◆ **THE INPUT**:

──────

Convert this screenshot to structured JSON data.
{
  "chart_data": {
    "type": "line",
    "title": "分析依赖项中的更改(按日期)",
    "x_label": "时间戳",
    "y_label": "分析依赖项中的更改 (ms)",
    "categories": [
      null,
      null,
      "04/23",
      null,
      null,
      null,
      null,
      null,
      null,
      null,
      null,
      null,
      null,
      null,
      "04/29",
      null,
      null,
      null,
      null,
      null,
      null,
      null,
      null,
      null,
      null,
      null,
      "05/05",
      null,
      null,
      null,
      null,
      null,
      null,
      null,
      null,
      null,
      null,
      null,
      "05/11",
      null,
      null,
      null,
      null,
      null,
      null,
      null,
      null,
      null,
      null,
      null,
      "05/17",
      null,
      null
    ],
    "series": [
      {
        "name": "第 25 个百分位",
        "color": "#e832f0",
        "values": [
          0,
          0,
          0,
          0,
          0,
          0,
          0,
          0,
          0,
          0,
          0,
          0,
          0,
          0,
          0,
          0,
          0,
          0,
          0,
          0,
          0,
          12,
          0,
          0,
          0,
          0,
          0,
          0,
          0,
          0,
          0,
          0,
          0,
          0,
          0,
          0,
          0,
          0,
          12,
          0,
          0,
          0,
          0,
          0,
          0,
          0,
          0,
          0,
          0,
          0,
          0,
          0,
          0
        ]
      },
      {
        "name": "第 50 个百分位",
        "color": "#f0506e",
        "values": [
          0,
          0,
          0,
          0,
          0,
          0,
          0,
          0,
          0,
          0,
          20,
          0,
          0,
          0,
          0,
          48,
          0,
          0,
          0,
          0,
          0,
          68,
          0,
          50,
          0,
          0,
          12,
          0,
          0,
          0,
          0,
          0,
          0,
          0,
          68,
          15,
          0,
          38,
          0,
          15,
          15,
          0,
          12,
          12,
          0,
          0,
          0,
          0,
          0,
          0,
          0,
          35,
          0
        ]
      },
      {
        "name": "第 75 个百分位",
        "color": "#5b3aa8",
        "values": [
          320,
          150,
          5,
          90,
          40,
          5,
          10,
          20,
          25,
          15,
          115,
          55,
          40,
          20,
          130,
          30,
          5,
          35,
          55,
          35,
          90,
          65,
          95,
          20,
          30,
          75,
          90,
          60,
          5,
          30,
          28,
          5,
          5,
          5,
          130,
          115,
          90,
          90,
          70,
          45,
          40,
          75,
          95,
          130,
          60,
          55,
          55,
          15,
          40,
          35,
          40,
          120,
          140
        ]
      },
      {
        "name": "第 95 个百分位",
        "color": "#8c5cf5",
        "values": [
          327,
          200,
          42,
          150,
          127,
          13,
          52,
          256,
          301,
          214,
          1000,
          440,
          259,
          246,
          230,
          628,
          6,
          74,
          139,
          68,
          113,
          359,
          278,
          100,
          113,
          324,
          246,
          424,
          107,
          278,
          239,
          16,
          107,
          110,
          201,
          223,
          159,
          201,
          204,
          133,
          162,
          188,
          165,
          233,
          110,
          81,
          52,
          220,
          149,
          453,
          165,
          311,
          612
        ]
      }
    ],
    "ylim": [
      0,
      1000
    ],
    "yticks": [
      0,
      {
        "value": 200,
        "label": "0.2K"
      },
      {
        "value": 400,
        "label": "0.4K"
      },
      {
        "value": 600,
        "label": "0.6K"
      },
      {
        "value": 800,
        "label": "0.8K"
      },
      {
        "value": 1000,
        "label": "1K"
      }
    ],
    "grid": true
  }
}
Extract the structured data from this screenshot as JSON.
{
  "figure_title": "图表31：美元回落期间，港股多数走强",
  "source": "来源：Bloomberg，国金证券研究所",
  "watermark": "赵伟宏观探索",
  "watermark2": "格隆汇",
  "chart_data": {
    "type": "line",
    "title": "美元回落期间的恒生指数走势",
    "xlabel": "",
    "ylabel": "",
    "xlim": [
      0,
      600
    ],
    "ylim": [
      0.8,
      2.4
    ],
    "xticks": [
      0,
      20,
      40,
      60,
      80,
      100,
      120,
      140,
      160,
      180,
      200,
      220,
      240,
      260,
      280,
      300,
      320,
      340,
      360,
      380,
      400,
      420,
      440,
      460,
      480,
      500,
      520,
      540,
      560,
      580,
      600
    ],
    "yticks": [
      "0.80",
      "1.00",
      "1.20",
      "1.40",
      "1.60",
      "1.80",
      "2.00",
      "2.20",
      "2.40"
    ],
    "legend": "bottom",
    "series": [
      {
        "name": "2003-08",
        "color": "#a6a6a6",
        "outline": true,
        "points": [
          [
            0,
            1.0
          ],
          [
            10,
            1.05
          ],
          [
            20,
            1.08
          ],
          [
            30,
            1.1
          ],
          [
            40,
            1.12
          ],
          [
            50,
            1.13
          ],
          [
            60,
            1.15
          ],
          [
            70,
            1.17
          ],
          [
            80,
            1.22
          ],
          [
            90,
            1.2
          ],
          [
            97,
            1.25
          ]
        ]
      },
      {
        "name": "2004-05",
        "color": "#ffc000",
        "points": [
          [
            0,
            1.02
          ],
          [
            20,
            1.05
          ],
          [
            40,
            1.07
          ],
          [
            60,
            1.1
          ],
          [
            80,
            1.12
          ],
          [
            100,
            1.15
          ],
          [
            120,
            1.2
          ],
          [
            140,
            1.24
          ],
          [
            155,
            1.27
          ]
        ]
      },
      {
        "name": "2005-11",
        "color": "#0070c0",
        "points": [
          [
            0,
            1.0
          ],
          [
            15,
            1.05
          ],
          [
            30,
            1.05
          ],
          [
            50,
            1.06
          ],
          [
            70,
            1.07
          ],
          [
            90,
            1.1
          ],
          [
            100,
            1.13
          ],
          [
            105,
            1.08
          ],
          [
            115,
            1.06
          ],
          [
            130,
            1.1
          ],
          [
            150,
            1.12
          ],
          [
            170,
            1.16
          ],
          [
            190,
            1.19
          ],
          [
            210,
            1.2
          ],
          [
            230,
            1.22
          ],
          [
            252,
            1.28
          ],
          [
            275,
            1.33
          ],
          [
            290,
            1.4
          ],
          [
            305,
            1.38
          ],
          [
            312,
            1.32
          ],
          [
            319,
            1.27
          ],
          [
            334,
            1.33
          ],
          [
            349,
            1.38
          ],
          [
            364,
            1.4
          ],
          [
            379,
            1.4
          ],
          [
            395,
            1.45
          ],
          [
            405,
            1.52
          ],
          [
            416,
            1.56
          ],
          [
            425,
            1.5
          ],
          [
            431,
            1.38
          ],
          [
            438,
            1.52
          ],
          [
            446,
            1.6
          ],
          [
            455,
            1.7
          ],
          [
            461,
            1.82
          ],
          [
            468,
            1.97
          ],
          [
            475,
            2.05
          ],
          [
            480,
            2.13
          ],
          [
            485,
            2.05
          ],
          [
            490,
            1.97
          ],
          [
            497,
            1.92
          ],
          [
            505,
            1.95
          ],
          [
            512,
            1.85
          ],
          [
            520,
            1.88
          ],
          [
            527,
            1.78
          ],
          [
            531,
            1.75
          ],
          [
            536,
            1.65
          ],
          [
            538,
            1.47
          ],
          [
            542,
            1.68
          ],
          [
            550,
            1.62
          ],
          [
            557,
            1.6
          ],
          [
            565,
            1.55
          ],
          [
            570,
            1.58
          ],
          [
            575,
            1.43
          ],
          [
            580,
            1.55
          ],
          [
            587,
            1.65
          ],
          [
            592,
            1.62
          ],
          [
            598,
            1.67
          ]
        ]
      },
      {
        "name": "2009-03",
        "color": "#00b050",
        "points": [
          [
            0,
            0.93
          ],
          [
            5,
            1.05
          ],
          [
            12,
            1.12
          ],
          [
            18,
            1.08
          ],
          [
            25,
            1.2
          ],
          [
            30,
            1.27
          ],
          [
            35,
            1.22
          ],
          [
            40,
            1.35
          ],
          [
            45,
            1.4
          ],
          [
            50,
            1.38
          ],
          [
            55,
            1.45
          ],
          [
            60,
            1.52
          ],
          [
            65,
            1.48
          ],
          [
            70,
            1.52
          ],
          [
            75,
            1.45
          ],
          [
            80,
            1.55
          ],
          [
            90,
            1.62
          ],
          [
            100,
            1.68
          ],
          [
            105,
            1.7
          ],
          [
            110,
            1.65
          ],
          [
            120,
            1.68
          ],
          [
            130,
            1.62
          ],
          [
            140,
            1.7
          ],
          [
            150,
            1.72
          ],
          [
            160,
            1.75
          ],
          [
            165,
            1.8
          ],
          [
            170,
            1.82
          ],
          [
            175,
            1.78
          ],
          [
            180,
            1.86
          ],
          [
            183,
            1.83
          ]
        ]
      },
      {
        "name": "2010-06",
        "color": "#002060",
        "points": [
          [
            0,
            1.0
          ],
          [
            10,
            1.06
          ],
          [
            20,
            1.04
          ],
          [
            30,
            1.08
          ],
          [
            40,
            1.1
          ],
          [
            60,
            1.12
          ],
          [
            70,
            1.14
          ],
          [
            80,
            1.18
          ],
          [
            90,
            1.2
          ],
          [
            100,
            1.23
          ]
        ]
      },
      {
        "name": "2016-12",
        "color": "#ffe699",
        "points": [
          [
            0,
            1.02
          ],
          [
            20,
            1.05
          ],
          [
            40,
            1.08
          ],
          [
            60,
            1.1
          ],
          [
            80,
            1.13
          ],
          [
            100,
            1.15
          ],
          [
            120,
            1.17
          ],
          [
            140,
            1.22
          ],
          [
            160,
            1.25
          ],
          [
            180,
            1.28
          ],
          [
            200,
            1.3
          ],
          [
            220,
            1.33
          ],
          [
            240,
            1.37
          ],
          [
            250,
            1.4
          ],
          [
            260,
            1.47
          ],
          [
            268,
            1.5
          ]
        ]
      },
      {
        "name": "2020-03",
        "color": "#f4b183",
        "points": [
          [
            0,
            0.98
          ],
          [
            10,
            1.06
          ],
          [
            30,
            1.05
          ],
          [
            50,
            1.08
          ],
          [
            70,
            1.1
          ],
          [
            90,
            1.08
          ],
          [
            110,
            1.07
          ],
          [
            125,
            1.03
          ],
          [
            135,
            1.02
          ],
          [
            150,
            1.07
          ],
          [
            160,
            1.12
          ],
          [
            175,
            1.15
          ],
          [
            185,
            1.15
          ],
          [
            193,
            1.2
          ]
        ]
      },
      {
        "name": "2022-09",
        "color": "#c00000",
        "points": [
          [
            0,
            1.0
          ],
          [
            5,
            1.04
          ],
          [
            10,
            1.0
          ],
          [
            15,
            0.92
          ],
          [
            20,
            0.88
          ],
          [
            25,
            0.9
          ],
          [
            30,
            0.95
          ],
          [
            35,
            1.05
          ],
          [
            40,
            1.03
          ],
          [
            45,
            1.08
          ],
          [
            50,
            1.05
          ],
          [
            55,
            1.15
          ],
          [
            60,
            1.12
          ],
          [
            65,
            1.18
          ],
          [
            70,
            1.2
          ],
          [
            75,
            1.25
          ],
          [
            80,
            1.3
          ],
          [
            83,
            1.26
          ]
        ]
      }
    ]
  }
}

──────

◆ **THE TASK**: Copy every line in the records above that contains the word "JSON".

◆ **THE ANSWER**:
Convert this screenshot to structured JSON data.
Extract the structured data from this screenshot as JSON.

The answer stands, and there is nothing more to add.